**Do this:**
Write out the entries again exactly as they are given.

++++++++

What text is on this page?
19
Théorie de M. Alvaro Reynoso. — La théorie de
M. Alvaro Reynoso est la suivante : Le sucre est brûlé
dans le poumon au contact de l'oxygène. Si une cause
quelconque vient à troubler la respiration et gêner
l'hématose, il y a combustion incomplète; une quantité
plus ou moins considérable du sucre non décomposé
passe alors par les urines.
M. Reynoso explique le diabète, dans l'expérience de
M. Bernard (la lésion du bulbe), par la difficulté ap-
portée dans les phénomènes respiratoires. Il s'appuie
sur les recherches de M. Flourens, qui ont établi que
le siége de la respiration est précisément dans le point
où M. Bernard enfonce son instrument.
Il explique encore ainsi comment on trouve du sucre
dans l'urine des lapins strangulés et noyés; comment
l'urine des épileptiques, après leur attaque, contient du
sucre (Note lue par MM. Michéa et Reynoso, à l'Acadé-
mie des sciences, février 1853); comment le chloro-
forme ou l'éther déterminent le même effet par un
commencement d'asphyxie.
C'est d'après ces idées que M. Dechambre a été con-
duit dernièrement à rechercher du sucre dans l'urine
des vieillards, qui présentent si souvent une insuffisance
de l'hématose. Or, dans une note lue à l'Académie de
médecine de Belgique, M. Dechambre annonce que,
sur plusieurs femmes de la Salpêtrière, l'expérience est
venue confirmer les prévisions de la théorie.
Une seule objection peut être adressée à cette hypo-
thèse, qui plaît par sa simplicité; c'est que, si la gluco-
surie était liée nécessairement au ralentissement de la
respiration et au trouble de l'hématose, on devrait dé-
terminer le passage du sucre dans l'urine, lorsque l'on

++++++++

**Full answer:**
What text is on this page?
19
Théorie de M. Alvaro Reynoso. — La théorie de
M. Alvaro Reynoso est la suivante : Le sucre est brûlé
dans le poumon au contact de l'oxygène. Si une cause
quelconque vient à troubler la respiration et gêner
l'hématose, il y a combustion incomplète; une quantité
plus ou moins considérable du sucre non décomposé
passe alors par les urines.
M. Reynoso explique le diabète, dans l'expérience de
M. Bernard (la lésion du bulbe), par la difficulté ap-
portée dans les phénomènes respiratoires. Il s'appuie
sur les recherches de M. Flourens, qui ont établi que
le siége de la respiration est précisément dans le point
où M. Bernard enfonce son instrument.
Il explique encore ainsi comment on trouve du sucre
dans l'urine des lapins strangulés et noyés; comment
l'urine des épileptiques, après leur attaque, contient du
sucre (Note lue par MM. Michéa et Reynoso, à l'Acadé-
mie des sciences, février 1853); comment le chloro-
forme ou l'éther déterminent le même effet par un
commencement d'asphyxie.
C'est d'après ces idées que M. Dechambre a été con-
duit dernièrement à rechercher du sucre dans l'urine
des vieillards, qui présentent si souvent une insuffisance
de l'hématose. Or, dans une note lue à l'Académie de
médecine de Belgique, M. Dechambre annonce que,
sur plusieurs femmes de la Salpêtrière, l'expérience est
venue confirmer les prévisions de la théorie.
Une seule objection peut être adressée à cette hypo-
thèse, qui plaît par sa simplicité; c'est que, si la gluco-
surie était liée nécessairement au ralentissement de la
respiration et au trouble de l'hématose, on devrait dé-
terminer le passage du sucre dans l'urine, lorsque l'on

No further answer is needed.